== Rows ==

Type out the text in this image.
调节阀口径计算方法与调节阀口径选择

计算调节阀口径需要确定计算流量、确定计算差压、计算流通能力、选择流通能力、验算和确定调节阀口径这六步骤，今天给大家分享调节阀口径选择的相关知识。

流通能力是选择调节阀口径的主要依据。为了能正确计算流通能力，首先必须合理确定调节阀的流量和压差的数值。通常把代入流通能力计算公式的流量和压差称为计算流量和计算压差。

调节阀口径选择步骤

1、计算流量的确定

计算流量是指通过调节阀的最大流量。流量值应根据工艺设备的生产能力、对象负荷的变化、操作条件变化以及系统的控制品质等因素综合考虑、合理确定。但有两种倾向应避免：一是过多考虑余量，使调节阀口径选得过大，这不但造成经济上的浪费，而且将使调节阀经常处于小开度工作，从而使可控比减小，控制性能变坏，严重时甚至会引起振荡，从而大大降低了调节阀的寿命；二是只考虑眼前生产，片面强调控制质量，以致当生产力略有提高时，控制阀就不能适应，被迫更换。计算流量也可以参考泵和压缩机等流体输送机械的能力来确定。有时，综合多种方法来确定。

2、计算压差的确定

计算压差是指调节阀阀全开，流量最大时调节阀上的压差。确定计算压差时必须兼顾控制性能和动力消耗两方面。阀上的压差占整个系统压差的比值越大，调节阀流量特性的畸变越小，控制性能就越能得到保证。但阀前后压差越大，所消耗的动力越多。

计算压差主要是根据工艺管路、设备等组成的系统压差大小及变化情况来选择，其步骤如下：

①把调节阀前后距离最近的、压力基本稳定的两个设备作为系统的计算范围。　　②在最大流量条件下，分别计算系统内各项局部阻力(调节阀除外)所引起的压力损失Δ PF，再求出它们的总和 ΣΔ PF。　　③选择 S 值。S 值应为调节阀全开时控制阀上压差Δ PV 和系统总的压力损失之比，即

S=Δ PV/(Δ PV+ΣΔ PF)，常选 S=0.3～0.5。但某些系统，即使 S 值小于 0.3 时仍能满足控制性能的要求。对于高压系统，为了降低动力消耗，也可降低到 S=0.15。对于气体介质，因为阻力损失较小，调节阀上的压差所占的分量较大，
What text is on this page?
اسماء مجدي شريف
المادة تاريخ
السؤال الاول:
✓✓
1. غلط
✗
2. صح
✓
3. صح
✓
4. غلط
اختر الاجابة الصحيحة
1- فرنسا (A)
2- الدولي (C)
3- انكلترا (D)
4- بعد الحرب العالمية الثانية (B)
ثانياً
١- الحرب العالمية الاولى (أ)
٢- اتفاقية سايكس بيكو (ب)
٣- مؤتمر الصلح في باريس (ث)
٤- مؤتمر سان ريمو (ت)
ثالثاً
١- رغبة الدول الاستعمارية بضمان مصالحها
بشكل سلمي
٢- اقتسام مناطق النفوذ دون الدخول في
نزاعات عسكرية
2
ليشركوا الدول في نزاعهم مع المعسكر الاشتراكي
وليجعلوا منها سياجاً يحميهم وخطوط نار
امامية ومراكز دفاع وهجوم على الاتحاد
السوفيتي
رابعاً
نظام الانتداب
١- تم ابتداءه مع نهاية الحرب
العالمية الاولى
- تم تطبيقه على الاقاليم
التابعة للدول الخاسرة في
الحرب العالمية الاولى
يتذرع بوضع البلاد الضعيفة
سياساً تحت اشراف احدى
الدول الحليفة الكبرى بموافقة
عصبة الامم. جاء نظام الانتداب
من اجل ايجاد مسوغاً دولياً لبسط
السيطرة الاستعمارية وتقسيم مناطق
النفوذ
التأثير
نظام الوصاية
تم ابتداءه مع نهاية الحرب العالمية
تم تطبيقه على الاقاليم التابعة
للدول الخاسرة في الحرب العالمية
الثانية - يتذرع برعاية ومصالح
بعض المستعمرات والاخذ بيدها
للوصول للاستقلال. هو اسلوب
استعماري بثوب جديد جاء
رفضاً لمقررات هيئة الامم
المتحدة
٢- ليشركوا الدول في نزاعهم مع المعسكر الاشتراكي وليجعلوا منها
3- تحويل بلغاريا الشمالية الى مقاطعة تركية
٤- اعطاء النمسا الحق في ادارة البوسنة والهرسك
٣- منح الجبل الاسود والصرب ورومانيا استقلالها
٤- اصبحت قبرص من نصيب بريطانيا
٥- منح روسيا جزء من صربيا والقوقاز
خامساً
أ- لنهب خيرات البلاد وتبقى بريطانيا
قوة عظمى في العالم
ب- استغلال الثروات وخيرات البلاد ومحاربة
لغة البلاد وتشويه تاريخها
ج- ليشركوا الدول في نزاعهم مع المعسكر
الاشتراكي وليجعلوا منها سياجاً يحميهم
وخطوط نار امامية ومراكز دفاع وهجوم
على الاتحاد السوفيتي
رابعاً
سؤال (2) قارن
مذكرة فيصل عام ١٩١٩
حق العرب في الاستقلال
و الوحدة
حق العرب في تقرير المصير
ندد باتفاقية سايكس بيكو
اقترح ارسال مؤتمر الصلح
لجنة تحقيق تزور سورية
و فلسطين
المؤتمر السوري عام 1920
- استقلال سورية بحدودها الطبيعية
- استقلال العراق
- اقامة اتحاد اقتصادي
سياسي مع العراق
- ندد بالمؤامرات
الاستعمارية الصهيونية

===

- [Written problem]
Every entry must be quoted exactly as it appears above.

- [Exercise answer]
Type out the text in this image.
调节阀口径计算方法与调节阀口径选择

计算调节阀口径需要确定计算流量、确定计算差压、计算流通能力、选择流通能力、验算和确定调节阀口径这六步骤，今天给大家分享调节阀口径选择的相关知识。

流通能力是选择调节阀口径的主要依据。为了能正确计算流通能力，首先必须合理确定调节阀的流量和压差的数值。通常把代入流通能力计算公式的流量和压差称为计算流量和计算压差。

调节阀口径选择步骤

1、计算流量的确定

计算流量是指通过调节阀的最大流量。流量值应根据工艺设备的生产能力、对象负荷的变化、操作条件变化以及系统的控制品质等因素综合考虑、合理确定。但有两种倾向应避免：一是过多考虑余量，使调节阀口径选得过大，这不但造成经济上的浪费，而且将使调节阀经常处于小开度工作，从而使可控比减小，控制性能变坏，严重时甚至会引起振荡，从而大大降低了调节阀的寿命；二是只考虑眼前生产，片面强调控制质量，以致当生产力略有提高时，控制阀就不能适应，被迫更换。计算流量也可以参考泵和压缩机等流体输送机械的能力来确定。有时，综合多种方法来确定。

2、计算压差的确定

计算压差是指调节阀阀全开，流量最大时调节阀上的压差。确定计算压差时必须兼顾控制性能和动力消耗两方面。阀上的压差占整个系统压差的比值越大，调节阀流量特性的畸变越小，控制性能就越能得到保证。但阀前后压差越大，所消耗的动力越多。

计算压差主要是根据工艺管路、设备等组成的系统压差大小及变化情况来选择，其步骤如下：

①把调节阀前后距离最近的、压力基本稳定的两个设备作为系统的计算范围。　　②在最大流量条件下，分别计算系统内各项局部阻力(调节阀除外)所引起的压力损失Δ PF，再求出它们的总和 ΣΔ PF。　　③选择 S 值。S 值应为调节阀全开时控制阀上压差Δ PV 和系统总的压力损失之比，即

S=Δ PV/(Δ PV+ΣΔ PF)，常选 S=0.3～0.5。但某些系统，即使 S 值小于 0.3 时仍能满足控制性能的要求。对于高压系统，为了降低动力消耗，也可降低到 S=0.15。对于气体介质，因为阻力损失较小，调节阀上的压差所占的分量较大，
What text is on this page?
اسماء مجدي شريف
المادة تاريخ
السؤال الاول:
✓✓
1. غلط
✗
2. صح
✓
3. صح
✓
4. غلط
اختر الاجابة الصحيحة
1- فرنسا (A)
2- الدولي (C)
3- انكلترا (D)
4- بعد الحرب العالمية الثانية (B)
ثانياً
١- الحرب العالمية الاولى (أ)
٢- اتفاقية سايكس بيكو (ب)
٣- مؤتمر الصلح في باريس (ث)
٤- مؤتمر سان ريمو (ت)
ثالثاً
١- رغبة الدول الاستعمارية بضمان مصالحها
بشكل سلمي
٢- اقتسام مناطق النفوذ دون الدخول في
نزاعات عسكرية
2
ليشركوا الدول في نزاعهم مع المعسكر الاشتراكي
وليجعلوا منها سياجاً يحميهم وخطوط نار
امامية ومراكز دفاع وهجوم على الاتحاد
السوفيتي
رابعاً
نظام الانتداب
١- تم ابتداءه مع نهاية الحرب
العالمية الاولى
- تم تطبيقه على الاقاليم
التابعة للدول الخاسرة في
الحرب العالمية الاولى
يتذرع بوضع البلاد الضعيفة
سياساً تحت اشراف احدى
الدول الحليفة الكبرى بموافقة
عصبة الامم. جاء نظام الانتداب
من اجل ايجاد مسوغاً دولياً لبسط
السيطرة الاستعمارية وتقسيم مناطق
النفوذ
التأثير
نظام الوصاية
تم ابتداءه مع نهاية الحرب العالمية
تم تطبيقه على الاقاليم التابعة
للدول الخاسرة في الحرب العالمية
الثانية - يتذرع برعاية ومصالح
بعض المستعمرات والاخذ بيدها
للوصول للاستقلال. هو اسلوب
استعماري بثوب جديد جاء
رفضاً لمقررات هيئة الامم
المتحدة
٢- ليشركوا الدول في نزاعهم مع المعسكر الاشتراكي وليجعلوا منها
3- تحويل بلغاريا الشمالية الى مقاطعة تركية
٤- اعطاء النمسا الحق في ادارة البوسنة والهرسك
٣- منح الجبل الاسود والصرب ورومانيا استقلالها
٤- اصبحت قبرص من نصيب بريطانيا
٥- منح روسيا جزء من صربيا والقوقاز
خامساً
أ- لنهب خيرات البلاد وتبقى بريطانيا
قوة عظمى في العالم
ب- استغلال الثروات وخيرات البلاد ومحاربة
لغة البلاد وتشويه تاريخها
ج- ليشركوا الدول في نزاعهم مع المعسكر
الاشتراكي وليجعلوا منها سياجاً يحميهم
وخطوط نار امامية ومراكز دفاع وهجوم
على الاتحاد السوفيتي
رابعاً
سؤال (2) قارن
مذكرة فيصل عام ١٩١٩
حق العرب في الاستقلال
و الوحدة
حق العرب في تقرير المصير
ندد باتفاقية سايكس بيكو
اقترح ارسال مؤتمر الصلح
لجنة تحقيق تزور سورية
و فلسطين
المؤتمر السوري عام 1920
- استقلال سورية بحدودها الطبيعية
- استقلال العراق
- اقامة اتحاد اقتصادي
سياسي مع العراق
- ندد بالمؤامرات
الاستعمارية الصهيونية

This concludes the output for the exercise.